Records for the exercise =
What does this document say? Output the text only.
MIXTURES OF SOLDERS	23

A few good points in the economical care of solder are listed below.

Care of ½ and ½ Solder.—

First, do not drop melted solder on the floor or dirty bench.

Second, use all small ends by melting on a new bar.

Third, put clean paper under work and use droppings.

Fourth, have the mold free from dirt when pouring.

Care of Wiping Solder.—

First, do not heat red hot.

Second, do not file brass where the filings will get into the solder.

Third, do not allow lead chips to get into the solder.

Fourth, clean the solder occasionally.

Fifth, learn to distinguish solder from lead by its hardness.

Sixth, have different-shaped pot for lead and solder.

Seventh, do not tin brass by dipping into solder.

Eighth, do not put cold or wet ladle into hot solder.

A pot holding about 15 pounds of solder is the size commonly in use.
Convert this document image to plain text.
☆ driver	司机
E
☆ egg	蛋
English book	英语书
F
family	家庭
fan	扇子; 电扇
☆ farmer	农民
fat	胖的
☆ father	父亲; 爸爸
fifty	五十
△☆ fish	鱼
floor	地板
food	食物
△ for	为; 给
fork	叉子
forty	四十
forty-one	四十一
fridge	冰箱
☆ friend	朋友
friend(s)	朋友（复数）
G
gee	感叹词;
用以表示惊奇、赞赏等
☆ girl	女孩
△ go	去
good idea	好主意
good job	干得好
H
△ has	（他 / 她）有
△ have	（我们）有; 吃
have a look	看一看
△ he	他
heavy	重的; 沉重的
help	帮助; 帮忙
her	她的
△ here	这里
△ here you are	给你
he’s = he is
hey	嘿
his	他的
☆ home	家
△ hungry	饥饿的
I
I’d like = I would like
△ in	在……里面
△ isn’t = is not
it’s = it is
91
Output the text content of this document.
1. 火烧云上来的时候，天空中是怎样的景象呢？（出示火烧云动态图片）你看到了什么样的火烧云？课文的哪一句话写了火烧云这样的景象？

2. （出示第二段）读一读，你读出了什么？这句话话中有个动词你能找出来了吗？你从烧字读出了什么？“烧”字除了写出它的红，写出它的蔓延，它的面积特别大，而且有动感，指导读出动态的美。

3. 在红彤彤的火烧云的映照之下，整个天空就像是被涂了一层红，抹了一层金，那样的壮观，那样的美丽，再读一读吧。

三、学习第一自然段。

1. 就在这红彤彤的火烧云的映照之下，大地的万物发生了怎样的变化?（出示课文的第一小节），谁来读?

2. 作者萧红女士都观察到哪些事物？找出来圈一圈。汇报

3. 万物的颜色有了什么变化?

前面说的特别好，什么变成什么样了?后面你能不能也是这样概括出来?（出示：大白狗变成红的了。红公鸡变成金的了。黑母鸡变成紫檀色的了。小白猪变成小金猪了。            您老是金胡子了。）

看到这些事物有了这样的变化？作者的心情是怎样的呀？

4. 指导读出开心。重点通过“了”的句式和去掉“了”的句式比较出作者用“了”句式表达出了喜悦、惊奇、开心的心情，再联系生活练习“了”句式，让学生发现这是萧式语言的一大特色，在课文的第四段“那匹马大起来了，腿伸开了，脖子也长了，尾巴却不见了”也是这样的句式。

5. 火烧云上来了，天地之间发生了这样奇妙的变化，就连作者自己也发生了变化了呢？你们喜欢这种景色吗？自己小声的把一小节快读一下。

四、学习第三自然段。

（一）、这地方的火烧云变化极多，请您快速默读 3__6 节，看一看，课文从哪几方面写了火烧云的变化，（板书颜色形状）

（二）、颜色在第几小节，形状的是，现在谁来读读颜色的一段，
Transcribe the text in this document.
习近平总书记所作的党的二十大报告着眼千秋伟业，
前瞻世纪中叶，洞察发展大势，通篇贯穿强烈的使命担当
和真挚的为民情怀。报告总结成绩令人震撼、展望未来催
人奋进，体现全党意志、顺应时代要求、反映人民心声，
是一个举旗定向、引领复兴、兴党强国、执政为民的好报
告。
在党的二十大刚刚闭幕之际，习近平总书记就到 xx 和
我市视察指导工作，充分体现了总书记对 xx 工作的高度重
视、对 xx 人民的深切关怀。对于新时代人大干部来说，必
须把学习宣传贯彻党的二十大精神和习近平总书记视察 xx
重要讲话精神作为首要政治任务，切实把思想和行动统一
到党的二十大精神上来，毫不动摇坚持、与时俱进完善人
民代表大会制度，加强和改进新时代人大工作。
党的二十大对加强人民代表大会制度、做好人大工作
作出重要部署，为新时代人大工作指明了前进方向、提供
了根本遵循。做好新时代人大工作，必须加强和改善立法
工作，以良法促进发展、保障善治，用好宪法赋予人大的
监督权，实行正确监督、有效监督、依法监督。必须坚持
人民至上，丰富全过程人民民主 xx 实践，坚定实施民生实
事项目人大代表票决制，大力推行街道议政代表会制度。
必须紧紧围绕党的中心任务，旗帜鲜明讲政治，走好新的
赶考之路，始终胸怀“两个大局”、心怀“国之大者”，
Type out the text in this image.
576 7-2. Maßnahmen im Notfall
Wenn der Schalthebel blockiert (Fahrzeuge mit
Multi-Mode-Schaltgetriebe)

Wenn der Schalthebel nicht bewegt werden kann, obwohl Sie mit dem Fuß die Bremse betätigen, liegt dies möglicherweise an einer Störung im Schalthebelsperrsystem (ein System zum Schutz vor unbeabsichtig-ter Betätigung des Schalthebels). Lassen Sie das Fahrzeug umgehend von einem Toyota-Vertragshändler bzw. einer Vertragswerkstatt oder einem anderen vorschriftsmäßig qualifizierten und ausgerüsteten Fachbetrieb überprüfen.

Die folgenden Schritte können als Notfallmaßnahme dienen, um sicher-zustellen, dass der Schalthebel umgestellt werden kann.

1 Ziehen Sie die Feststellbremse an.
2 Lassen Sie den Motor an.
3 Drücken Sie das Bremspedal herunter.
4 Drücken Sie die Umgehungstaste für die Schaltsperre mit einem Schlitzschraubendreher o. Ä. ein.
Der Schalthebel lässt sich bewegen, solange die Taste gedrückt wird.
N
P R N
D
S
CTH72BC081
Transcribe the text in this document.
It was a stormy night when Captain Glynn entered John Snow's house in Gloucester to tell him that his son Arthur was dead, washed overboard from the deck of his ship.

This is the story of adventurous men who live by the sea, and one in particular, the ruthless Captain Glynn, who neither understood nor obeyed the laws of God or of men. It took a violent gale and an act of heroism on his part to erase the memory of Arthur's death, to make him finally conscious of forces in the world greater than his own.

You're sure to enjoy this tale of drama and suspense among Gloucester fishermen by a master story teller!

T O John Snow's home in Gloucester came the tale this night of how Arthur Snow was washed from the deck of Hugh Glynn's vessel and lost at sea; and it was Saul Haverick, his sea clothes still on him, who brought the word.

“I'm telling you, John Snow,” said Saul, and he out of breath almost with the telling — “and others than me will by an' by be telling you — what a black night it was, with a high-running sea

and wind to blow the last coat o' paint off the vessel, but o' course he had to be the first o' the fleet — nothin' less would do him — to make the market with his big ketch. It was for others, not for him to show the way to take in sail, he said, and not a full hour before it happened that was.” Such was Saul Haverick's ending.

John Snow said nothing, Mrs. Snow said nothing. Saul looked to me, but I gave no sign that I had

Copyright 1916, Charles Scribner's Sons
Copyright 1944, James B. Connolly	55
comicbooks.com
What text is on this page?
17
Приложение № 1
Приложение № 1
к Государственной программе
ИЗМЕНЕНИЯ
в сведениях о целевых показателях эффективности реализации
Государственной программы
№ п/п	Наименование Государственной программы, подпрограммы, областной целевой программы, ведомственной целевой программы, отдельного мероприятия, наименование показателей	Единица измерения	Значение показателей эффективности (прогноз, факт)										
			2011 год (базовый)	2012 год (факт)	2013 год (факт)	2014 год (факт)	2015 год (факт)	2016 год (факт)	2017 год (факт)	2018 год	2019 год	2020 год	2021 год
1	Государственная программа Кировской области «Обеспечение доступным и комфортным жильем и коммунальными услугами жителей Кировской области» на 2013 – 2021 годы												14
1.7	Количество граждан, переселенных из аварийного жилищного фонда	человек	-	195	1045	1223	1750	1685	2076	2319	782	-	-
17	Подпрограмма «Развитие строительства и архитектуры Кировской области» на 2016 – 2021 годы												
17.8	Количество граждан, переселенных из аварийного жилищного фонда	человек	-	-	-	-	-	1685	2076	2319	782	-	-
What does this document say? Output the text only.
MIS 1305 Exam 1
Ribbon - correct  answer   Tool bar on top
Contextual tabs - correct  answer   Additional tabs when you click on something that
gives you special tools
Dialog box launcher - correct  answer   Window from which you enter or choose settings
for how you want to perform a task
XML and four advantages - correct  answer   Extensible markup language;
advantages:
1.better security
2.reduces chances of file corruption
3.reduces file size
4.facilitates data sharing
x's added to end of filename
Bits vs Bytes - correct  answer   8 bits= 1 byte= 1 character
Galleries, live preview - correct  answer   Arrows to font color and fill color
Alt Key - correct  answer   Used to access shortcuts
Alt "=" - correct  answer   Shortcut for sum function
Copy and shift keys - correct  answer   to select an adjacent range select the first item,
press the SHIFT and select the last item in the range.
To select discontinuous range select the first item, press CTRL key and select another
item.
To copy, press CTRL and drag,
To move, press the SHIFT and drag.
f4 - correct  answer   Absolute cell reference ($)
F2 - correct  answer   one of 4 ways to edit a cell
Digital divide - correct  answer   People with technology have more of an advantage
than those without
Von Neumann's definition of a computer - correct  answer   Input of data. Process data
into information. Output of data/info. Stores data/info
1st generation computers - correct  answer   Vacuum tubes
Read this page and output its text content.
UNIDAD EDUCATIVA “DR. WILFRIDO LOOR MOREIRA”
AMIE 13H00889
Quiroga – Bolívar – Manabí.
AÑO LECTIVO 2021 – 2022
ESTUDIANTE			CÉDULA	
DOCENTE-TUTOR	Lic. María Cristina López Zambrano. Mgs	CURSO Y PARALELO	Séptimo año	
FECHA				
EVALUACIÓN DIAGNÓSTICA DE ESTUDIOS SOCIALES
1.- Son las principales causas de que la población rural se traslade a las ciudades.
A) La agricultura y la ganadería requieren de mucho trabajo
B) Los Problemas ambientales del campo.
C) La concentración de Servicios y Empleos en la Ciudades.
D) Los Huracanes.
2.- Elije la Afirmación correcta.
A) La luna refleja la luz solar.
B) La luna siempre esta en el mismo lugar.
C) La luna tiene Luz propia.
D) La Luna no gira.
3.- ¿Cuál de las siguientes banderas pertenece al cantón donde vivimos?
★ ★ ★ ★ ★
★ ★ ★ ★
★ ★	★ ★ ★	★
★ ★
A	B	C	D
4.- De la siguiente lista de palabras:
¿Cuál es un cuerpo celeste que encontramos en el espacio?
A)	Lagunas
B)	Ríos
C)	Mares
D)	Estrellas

Your objective =
Look through the listing above. Pick out each line with "Saul" and copy it.

Task solution =
T O John Snow's home in Gloucester came the tale this night of how Arthur Snow was washed from the deck of Hugh Glynn's vessel and lost at sea; and it was Saul Haverick, his sea clothes still on him, who brought the word.
“I'm telling you, John Snow,” said Saul, and he out of breath almost with the telling — “and others than me will by an' by be telling you — what a black night it was, with a high-running sea
and wind to blow the last coat o' paint off the vessel, but o' course he had to be the first o' the fleet — nothin' less would do him — to make the market with his big ketch. It was for others, not for him to show the way to take in sail, he said, and not a full hour before it happened that was.” Such was Saul Haverick's ending.
John Snow said nothing, Mrs. Snow said nothing. Saul looked to me, but I gave no sign that I had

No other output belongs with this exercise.